_Input for this task_
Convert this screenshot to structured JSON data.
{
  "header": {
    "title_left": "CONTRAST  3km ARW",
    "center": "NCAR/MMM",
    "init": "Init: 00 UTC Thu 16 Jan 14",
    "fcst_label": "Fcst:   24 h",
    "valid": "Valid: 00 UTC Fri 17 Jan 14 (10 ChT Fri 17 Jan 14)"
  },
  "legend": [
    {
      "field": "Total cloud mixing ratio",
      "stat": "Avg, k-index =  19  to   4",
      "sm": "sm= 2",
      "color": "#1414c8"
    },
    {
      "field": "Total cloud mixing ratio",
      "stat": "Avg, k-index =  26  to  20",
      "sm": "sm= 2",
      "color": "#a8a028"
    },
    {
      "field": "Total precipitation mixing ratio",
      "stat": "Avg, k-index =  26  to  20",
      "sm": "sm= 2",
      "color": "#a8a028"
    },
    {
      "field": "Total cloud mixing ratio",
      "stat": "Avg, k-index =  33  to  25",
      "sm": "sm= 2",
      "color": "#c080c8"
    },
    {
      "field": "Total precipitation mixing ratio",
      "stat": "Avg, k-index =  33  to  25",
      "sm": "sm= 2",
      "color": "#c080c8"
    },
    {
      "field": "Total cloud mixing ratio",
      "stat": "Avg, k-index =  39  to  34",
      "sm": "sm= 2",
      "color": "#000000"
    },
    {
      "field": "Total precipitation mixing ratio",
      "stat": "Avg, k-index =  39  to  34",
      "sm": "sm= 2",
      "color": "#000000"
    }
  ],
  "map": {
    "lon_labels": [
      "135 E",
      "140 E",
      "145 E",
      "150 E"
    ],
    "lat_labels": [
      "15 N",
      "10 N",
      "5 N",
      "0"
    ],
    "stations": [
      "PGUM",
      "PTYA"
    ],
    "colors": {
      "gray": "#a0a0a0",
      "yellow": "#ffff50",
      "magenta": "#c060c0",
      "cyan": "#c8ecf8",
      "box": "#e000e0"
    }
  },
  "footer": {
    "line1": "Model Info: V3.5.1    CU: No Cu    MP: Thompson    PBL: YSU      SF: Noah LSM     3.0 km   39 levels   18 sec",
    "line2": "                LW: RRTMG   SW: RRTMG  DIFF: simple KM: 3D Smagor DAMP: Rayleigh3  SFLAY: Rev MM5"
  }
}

_Given request_
Copy each line of the data exactly, leaving nothing out.

_Worked solution_
Convert this screenshot to structured JSON data.
{
  "header": {
    "title_left": "CONTRAST  3km ARW",
    "center": "NCAR/MMM",
    "init": "Init: 00 UTC Thu 16 Jan 14",
    "fcst_label": "Fcst:   24 h",
    "valid": "Valid: 00 UTC Fri 17 Jan 14 (10 ChT Fri 17 Jan 14)"
  },
  "legend": [
    {
      "field": "Total cloud mixing ratio",
      "stat": "Avg, k-index =  19  to   4",
      "sm": "sm= 2",
      "color": "#1414c8"
    },
    {
      "field": "Total cloud mixing ratio",
      "stat": "Avg, k-index =  26  to  20",
      "sm": "sm= 2",
      "color": "#a8a028"
    },
    {
      "field": "Total precipitation mixing ratio",
      "stat": "Avg, k-index =  26  to  20",
      "sm": "sm= 2",
      "color": "#a8a028"
    },
    {
      "field": "Total cloud mixing ratio",
      "stat": "Avg, k-index =  33  to  25",
      "sm": "sm= 2",
      "color": "#c080c8"
    },
    {
      "field": "Total precipitation mixing ratio",
      "stat": "Avg, k-index =  33  to  25",
      "sm": "sm= 2",
      "color": "#c080c8"
    },
    {
      "field": "Total cloud mixing ratio",
      "stat": "Avg, k-index =  39  to  34",
      "sm": "sm= 2",
      "color": "#000000"
    },
    {
      "field": "Total precipitation mixing ratio",
      "stat": "Avg, k-index =  39  to  34",
      "sm": "sm= 2",
      "color": "#000000"
    }
  ],
  "map": {
    "lon_labels": [
      "135 E",
      "140 E",
      "145 E",
      "150 E"
    ],
    "lat_labels": [
      "15 N",
      "10 N",
      "5 N",
      "0"
    ],
    "stations": [
      "PGUM",
      "PTYA"
    ],
    "colors": {
      "gray": "#a0a0a0",
      "yellow": "#ffff50",
      "magenta": "#c060c0",
      "cyan": "#c8ecf8",
      "box": "#e000e0"
    }
  },
  "footer": {
    "line1": "Model Info: V3.5.1    CU: No Cu    MP: Thompson    PBL: YSU      SF: Noah LSM     3.0 km   39 levels   18 sec",
    "line2": "                LW: RRTMG   SW: RRTMG  DIFF: simple KM: 3D Smagor DAMP: Rayleigh3  SFLAY: Rev MM5"
  }
}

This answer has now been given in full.